WHAT IS NEEDED
Only the lines from the line containing "Output a JSON" to the end of the entries should be repeated, exactly as they appear.

DATA FOR THIS TASK
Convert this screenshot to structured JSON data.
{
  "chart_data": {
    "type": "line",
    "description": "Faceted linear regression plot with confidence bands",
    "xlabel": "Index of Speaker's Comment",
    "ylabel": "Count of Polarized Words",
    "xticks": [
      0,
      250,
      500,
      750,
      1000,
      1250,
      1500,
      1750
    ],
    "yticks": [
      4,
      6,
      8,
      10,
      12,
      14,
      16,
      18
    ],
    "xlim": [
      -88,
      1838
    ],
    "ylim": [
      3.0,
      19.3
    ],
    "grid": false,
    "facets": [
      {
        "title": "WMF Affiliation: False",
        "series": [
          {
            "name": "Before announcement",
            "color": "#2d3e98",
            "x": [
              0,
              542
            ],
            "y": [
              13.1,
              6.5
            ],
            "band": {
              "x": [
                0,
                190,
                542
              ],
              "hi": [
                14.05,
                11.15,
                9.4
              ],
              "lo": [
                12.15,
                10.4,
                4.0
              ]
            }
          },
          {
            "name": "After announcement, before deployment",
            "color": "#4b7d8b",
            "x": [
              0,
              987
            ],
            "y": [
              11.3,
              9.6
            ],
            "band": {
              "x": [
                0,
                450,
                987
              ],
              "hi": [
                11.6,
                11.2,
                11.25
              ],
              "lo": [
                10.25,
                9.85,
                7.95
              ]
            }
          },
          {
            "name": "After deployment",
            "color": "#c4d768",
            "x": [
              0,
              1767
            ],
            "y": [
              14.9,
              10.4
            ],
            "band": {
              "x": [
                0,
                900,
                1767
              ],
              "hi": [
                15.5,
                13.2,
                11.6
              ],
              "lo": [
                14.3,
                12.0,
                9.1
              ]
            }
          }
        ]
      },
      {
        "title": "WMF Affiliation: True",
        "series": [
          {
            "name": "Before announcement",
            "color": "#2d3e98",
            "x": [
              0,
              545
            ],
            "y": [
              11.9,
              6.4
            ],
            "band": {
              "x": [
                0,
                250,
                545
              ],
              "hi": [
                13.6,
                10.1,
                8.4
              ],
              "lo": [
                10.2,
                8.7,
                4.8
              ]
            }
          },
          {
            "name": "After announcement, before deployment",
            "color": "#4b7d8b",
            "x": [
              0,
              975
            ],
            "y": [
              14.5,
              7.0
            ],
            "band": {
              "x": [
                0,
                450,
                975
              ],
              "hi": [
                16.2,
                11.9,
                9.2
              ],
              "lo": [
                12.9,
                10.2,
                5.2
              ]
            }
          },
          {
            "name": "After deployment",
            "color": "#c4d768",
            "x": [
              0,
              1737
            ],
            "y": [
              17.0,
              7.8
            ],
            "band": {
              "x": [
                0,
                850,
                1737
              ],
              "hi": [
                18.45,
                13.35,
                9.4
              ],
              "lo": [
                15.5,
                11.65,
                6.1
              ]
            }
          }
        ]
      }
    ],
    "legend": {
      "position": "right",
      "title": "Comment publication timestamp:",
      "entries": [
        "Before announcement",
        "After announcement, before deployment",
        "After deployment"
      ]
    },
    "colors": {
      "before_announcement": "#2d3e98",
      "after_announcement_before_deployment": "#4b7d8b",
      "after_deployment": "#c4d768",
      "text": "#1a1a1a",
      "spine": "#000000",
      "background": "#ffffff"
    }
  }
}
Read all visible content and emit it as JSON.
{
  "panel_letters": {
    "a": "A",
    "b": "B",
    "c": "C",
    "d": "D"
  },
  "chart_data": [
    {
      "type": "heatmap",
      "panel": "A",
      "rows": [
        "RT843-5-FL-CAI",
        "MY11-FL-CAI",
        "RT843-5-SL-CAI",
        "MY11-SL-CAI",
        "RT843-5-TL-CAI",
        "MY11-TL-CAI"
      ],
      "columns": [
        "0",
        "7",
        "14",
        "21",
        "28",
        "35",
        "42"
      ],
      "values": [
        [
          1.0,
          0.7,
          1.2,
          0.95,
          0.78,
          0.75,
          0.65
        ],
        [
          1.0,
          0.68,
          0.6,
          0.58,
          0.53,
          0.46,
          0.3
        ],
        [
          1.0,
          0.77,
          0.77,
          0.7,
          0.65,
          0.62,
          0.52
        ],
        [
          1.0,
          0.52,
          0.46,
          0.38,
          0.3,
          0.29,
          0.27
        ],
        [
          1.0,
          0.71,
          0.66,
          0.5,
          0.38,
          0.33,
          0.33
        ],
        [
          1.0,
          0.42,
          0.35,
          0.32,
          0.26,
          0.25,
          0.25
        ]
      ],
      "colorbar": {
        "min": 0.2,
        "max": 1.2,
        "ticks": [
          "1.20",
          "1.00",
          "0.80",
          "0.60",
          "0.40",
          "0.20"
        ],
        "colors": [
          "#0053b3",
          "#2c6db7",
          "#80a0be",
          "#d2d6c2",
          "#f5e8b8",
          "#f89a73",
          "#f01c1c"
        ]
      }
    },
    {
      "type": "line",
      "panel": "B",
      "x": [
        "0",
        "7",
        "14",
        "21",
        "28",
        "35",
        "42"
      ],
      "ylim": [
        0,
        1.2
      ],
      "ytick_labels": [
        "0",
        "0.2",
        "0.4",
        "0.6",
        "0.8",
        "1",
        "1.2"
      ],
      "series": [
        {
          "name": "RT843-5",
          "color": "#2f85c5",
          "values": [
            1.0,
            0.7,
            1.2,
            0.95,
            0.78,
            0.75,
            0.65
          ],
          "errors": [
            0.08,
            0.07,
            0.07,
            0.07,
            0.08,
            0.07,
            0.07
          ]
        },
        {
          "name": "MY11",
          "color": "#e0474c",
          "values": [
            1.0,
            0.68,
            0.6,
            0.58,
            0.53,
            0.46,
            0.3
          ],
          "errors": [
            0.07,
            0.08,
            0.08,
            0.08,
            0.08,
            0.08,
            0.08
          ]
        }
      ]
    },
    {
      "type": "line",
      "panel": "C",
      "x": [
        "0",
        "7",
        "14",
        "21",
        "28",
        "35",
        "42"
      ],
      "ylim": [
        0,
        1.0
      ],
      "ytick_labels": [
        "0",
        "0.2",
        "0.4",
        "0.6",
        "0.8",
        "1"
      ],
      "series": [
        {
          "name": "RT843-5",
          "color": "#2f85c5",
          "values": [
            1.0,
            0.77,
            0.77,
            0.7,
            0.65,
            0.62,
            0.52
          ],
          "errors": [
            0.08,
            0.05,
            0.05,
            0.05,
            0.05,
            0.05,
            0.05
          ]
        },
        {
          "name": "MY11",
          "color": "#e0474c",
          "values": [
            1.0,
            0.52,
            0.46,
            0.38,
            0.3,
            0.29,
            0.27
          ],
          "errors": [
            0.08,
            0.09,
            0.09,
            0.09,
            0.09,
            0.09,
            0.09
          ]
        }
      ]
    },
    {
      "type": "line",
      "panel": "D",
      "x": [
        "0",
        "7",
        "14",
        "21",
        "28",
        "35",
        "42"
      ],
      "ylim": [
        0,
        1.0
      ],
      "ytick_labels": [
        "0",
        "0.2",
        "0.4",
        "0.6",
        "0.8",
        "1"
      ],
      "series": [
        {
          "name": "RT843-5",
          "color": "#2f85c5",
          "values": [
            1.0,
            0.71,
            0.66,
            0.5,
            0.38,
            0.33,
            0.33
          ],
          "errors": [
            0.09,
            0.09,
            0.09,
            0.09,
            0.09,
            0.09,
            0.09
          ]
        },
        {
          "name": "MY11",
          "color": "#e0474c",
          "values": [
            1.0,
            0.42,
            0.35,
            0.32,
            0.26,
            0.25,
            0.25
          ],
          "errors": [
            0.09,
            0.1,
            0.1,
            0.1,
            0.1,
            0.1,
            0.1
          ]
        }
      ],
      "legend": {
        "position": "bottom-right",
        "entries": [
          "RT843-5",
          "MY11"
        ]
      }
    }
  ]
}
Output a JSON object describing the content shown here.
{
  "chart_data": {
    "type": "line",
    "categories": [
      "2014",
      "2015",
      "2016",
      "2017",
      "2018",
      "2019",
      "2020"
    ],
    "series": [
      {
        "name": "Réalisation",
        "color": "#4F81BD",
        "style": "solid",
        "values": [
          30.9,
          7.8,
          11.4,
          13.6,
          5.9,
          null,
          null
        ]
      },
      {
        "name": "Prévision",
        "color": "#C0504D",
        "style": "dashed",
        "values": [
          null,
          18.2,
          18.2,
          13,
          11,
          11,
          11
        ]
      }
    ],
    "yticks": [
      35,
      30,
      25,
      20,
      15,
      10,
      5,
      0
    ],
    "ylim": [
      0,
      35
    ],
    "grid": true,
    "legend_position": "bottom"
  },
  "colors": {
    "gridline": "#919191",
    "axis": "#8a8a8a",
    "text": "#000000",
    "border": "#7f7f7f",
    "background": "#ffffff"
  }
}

COMPLETE RESPONSE
Output a JSON object describing the content shown here.
{
  "chart_data": {
    "type": "line",
    "categories": [
      "2014",
      "2015",
      "2016",
      "2017",
      "2018",
      "2019",
      "2020"
    ],
    "series": [
      {
        "name": "Réalisation",
        "color": "#4F81BD",
        "style": "solid",
        "values": [
          30.9,
          7.8,
          11.4,
          13.6,
          5.9,
          null,
          null
        ]
      },
      {
        "name": "Prévision",
        "color": "#C0504D",
        "style": "dashed",
        "values": [
          null,
          18.2,
          18.2,
          13,
          11,
          11,
          11
        ]
      }
    ],
    "yticks": [
      35,
      30,
      25,
      20,
      15,
      10,
      5,
      0
    ],
    "ylim": [
      0,
      35
    ],
    "grid": true,
    "legend_position": "bottom"
  },
  "colors": {
    "gridline": "#919191",
    "axis": "#8a8a8a",
    "text": "#000000",
    "border": "#7f7f7f",
    "background": "#ffffff"
  }
}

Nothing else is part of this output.